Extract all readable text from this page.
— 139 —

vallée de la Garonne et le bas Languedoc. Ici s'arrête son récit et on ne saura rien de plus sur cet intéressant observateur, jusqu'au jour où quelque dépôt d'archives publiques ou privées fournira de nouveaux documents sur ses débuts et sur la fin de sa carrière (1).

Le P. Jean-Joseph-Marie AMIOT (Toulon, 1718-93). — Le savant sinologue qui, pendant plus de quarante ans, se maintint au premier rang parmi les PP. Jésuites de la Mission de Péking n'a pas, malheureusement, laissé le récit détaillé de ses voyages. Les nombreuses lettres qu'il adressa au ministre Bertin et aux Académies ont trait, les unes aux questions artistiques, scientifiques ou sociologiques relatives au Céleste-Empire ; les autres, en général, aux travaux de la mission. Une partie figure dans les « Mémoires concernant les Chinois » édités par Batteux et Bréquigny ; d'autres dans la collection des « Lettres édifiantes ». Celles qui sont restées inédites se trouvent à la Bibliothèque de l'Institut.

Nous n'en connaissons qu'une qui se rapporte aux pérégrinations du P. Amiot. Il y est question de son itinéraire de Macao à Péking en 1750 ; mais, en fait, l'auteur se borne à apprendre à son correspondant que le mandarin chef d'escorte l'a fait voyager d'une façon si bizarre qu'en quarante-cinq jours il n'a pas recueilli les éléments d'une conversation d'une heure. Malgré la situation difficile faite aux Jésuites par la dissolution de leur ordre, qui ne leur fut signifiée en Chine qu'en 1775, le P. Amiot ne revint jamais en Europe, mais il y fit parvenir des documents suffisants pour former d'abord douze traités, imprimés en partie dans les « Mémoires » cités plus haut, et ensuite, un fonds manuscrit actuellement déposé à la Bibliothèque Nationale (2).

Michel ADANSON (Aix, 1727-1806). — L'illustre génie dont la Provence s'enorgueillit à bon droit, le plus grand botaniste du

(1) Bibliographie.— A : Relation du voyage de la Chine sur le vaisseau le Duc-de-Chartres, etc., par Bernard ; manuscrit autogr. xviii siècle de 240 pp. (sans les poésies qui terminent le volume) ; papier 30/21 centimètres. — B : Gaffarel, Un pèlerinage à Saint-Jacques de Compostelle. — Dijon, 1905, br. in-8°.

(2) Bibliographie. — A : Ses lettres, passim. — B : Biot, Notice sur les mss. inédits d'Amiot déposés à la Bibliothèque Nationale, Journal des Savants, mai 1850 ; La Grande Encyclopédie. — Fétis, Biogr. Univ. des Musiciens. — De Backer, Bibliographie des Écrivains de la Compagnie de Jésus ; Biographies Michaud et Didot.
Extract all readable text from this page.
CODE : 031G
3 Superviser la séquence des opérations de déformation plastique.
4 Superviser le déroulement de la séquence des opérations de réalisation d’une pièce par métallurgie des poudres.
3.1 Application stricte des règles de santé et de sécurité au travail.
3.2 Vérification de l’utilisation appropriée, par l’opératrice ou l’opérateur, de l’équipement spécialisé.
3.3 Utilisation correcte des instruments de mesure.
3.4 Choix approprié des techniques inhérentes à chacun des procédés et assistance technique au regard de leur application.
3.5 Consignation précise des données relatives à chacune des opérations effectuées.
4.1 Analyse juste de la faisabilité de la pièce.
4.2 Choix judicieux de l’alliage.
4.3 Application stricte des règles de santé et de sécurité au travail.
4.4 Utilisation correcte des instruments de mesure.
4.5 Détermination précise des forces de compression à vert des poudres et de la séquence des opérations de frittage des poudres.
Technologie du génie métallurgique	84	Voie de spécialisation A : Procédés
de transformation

★ ★ ★ ★ ★

--- Prompt ---
Transcribe the data above in full, exactly.

--- The answer ---
Extract all readable text from this page.
— 139 —

vallée de la Garonne et le bas Languedoc. Ici s'arrête son récit et on ne saura rien de plus sur cet intéressant observateur, jusqu'au jour où quelque dépôt d'archives publiques ou privées fournira de nouveaux documents sur ses débuts et sur la fin de sa carrière (1).

Le P. Jean-Joseph-Marie AMIOT (Toulon, 1718-93). — Le savant sinologue qui, pendant plus de quarante ans, se maintint au premier rang parmi les PP. Jésuites de la Mission de Péking n'a pas, malheureusement, laissé le récit détaillé de ses voyages. Les nombreuses lettres qu'il adressa au ministre Bertin et aux Académies ont trait, les unes aux questions artistiques, scientifiques ou sociologiques relatives au Céleste-Empire ; les autres, en général, aux travaux de la mission. Une partie figure dans les « Mémoires concernant les Chinois » édités par Batteux et Bréquigny ; d'autres dans la collection des « Lettres édifiantes ». Celles qui sont restées inédites se trouvent à la Bibliothèque de l'Institut.

Nous n'en connaissons qu'une qui se rapporte aux pérégrinations du P. Amiot. Il y est question de son itinéraire de Macao à Péking en 1750 ; mais, en fait, l'auteur se borne à apprendre à son correspondant que le mandarin chef d'escorte l'a fait voyager d'une façon si bizarre qu'en quarante-cinq jours il n'a pas recueilli les éléments d'une conversation d'une heure. Malgré la situation difficile faite aux Jésuites par la dissolution de leur ordre, qui ne leur fut signifiée en Chine qu'en 1775, le P. Amiot ne revint jamais en Europe, mais il y fit parvenir des documents suffisants pour former d'abord douze traités, imprimés en partie dans les « Mémoires » cités plus haut, et ensuite, un fonds manuscrit actuellement déposé à la Bibliothèque Nationale (2).

Michel ADANSON (Aix, 1727-1806). — L'illustre génie dont la Provence s'enorgueillit à bon droit, le plus grand botaniste du

(1) Bibliographie.— A : Relation du voyage de la Chine sur le vaisseau le Duc-de-Chartres, etc., par Bernard ; manuscrit autogr. xviii siècle de 240 pp. (sans les poésies qui terminent le volume) ; papier 30/21 centimètres. — B : Gaffarel, Un pèlerinage à Saint-Jacques de Compostelle. — Dijon, 1905, br. in-8°.

(2) Bibliographie. — A : Ses lettres, passim. — B : Biot, Notice sur les mss. inédits d'Amiot déposés à la Bibliothèque Nationale, Journal des Savants, mai 1850 ; La Grande Encyclopédie. — Fétis, Biogr. Univ. des Musiciens. — De Backer, Bibliographie des Écrivains de la Compagnie de Jésus ; Biographies Michaud et Didot.
Extract all readable text from this page.
CODE : 031G
3 Superviser la séquence des opérations de déformation plastique.
4 Superviser le déroulement de la séquence des opérations de réalisation d’une pièce par métallurgie des poudres.
3.1 Application stricte des règles de santé et de sécurité au travail.
3.2 Vérification de l’utilisation appropriée, par l’opératrice ou l’opérateur, de l’équipement spécialisé.
3.3 Utilisation correcte des instruments de mesure.
3.4 Choix approprié des techniques inhérentes à chacun des procédés et assistance technique au regard de leur application.
3.5 Consignation précise des données relatives à chacune des opérations effectuées.
4.1 Analyse juste de la faisabilité de la pièce.
4.2 Choix judicieux de l’alliage.
4.3 Application stricte des règles de santé et de sécurité au travail.
4.4 Utilisation correcte des instruments de mesure.
4.5 Détermination précise des forces de compression à vert des poudres et de la séquence des opérations de frittage des poudres.
Technologie du génie métallurgique	84	Voie de spécialisation A : Procédés
de transformation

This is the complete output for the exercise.